*STORED DATA*
--
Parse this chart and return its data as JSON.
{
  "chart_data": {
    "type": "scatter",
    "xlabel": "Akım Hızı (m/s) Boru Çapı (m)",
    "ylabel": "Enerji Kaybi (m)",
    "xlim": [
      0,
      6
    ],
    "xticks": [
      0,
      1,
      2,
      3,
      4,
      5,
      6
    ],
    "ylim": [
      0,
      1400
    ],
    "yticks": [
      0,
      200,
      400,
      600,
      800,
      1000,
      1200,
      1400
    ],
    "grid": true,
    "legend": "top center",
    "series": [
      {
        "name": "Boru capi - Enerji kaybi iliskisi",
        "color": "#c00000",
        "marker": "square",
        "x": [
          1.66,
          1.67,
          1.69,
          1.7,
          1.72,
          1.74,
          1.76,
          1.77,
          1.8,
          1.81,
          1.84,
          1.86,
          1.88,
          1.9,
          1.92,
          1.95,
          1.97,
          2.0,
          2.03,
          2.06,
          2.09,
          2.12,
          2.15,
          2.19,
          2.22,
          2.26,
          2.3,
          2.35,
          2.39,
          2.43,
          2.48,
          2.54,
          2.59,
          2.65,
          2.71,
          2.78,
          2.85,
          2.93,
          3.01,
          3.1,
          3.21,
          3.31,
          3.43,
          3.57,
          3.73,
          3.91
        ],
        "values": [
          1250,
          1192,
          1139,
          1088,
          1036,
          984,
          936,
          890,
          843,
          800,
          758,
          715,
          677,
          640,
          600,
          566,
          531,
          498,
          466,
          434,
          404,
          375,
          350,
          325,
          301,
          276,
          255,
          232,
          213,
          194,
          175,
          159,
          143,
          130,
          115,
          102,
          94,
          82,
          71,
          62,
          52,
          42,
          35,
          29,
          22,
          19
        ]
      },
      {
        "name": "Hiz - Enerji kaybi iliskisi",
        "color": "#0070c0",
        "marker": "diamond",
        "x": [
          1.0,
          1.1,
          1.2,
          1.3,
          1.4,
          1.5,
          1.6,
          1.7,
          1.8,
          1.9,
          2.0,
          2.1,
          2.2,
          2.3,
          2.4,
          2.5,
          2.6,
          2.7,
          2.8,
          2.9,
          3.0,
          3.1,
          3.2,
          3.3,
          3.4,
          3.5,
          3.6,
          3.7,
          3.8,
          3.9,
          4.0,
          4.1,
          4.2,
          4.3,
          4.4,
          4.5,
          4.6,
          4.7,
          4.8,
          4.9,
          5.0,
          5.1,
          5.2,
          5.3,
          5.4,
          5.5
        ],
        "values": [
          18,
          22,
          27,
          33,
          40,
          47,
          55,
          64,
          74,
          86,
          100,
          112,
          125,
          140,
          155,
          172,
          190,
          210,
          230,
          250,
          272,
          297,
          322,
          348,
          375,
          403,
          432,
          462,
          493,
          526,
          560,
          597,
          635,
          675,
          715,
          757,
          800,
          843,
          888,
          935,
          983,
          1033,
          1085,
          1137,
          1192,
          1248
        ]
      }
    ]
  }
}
--
*PROMPT*
Using the data above, return each line exactly as written.

*FINISHED ANSWER*
Parse this chart and return its data as JSON.
{
  "chart_data": {
    "type": "scatter",
    "xlabel": "Akım Hızı (m/s) Boru Çapı (m)",
    "ylabel": "Enerji Kaybi (m)",
    "xlim": [
      0,
      6
    ],
    "xticks": [
      0,
      1,
      2,
      3,
      4,
      5,
      6
    ],
    "ylim": [
      0,
      1400
    ],
    "yticks": [
      0,
      200,
      400,
      600,
      800,
      1000,
      1200,
      1400
    ],
    "grid": true,
    "legend": "top center",
    "series": [
      {
        "name": "Boru capi - Enerji kaybi iliskisi",
        "color": "#c00000",
        "marker": "square",
        "x": [
          1.66,
          1.67,
          1.69,
          1.7,
          1.72,
          1.74,
          1.76,
          1.77,
          1.8,
          1.81,
          1.84,
          1.86,
          1.88,
          1.9,
          1.92,
          1.95,
          1.97,
          2.0,
          2.03,
          2.06,
          2.09,
          2.12,
          2.15,
          2.19,
          2.22,
          2.26,
          2.3,
          2.35,
          2.39,
          2.43,
          2.48,
          2.54,
          2.59,
          2.65,
          2.71,
          2.78,
          2.85,
          2.93,
          3.01,
          3.1,
          3.21,
          3.31,
          3.43,
          3.57,
          3.73,
          3.91
        ],
        "values": [
          1250,
          1192,
          1139,
          1088,
          1036,
          984,
          936,
          890,
          843,
          800,
          758,
          715,
          677,
          640,
          600,
          566,
          531,
          498,
          466,
          434,
          404,
          375,
          350,
          325,
          301,
          276,
          255,
          232,
          213,
          194,
          175,
          159,
          143,
          130,
          115,
          102,
          94,
          82,
          71,
          62,
          52,
          42,
          35,
          29,
          22,
          19
        ]
      },
      {
        "name": "Hiz - Enerji kaybi iliskisi",
        "color": "#0070c0",
        "marker": "diamond",
        "x": [
          1.0,
          1.1,
          1.2,
          1.3,
          1.4,
          1.5,
          1.6,
          1.7,
          1.8,
          1.9,
          2.0,
          2.1,
          2.2,
          2.3,
          2.4,
          2.5,
          2.6,
          2.7,
          2.8,
          2.9,
          3.0,
          3.1,
          3.2,
          3.3,
          3.4,
          3.5,
          3.6,
          3.7,
          3.8,
          3.9,
          4.0,
          4.1,
          4.2,
          4.3,
          4.4,
          4.5,
          4.6,
          4.7,
          4.8,
          4.9,
          5.0,
          5.1,
          5.2,
          5.3,
          5.4,
          5.5
        ],
        "values": [
          18,
          22,
          27,
          33,
          40,
          47,
          55,
          64,
          74,
          86,
          100,
          112,
          125,
          140,
          155,
          172,
          190,
          210,
          230,
          250,
          272,
          297,
          322,
          348,
          375,
          403,
          432,
          462,
          493,
          526,
          560,
          597,
          635,
          675,
          715,
          757,
          800,
          843,
          888,
          935,
          983,
          1033,
          1085,
          1137,
          1192,
          1248
        ]
      }
    ]
  }
}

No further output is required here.